INSTRUCTIONS FOR THE TASK:
Set down the full listing exactly as given. Any pictures are to be left out.

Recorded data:
>>>>>

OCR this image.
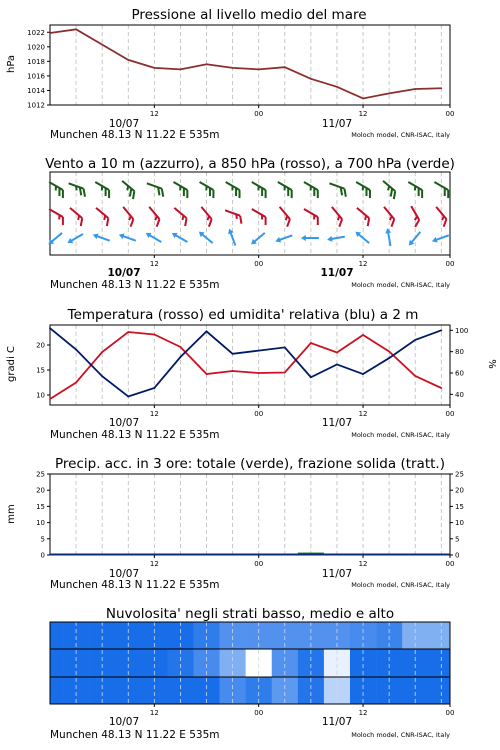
Pressione al livello medio del mare
hPa
1012
1014
1016
1018
1020
1022
12	00	12	00
10/07	11/07
Munchen 48.13 N 11.22 E 535m	Moloch model, CNR-ISAC, Italy
Vento a 10 m (azzurro), a 850 hPa (rosso), a 700 hPa (verde)
12	00	12	00
10/07	11/07
Munchen 48.13 N 11.22 E 535m	Moloch model, CNR-ISAC, Italy
Temperatura (rosso) ed umidita' relativa (blu) a 2 m
gradi C	%
10
15
20
40
60
80
100
12	00	12	00
10/07	11/07
Munchen 48.13 N 11.22 E 535m	Moloch model, CNR-ISAC, Italy
Precip. acc. in 3 ore: totale (verde), frazione solida (tratt.)
mm
0
5
10
15
20
25
0
5
10
15
20
25
12	00	12	00
10/07	11/07
Munchen 48.13 N 11.22 E 535m	Moloch model, CNR-ISAC, Italy
Nuvolosita' negli strati basso, medio e alto
12	00	12	00
10/07	11/07
Munchen 48.13 N 11.22 E 535m	Moloch model, CNR-ISAC, Italy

<<<<<

ANSWER IN FULL:
OCR this image.
Pressione al livello medio del mare
hPa
1012
1014
1016
1018
1020
1022
12	00	12	00
10/07	11/07
Munchen 48.13 N 11.22 E 535m	Moloch model, CNR-ISAC, Italy
Vento a 10 m (azzurro), a 850 hPa (rosso), a 700 hPa (verde)
12	00	12	00
10/07	11/07
Munchen 48.13 N 11.22 E 535m	Moloch model, CNR-ISAC, Italy
Temperatura (rosso) ed umidita' relativa (blu) a 2 m
gradi C	%
10
15
20
40
60
80
100
12	00	12	00
10/07	11/07
Munchen 48.13 N 11.22 E 535m	Moloch model, CNR-ISAC, Italy
Precip. acc. in 3 ore: totale (verde), frazione solida (tratt.)
mm
0
5
10
15
20
25
0
5
10
15
20
25
12	00	12	00
10/07	11/07
Munchen 48.13 N 11.22 E 535m	Moloch model, CNR-ISAC, Italy
Nuvolosita' negli strati basso, medio e alto
12	00	12	00
10/07	11/07
Munchen 48.13 N 11.22 E 535m	Moloch model, CNR-ISAC, Italy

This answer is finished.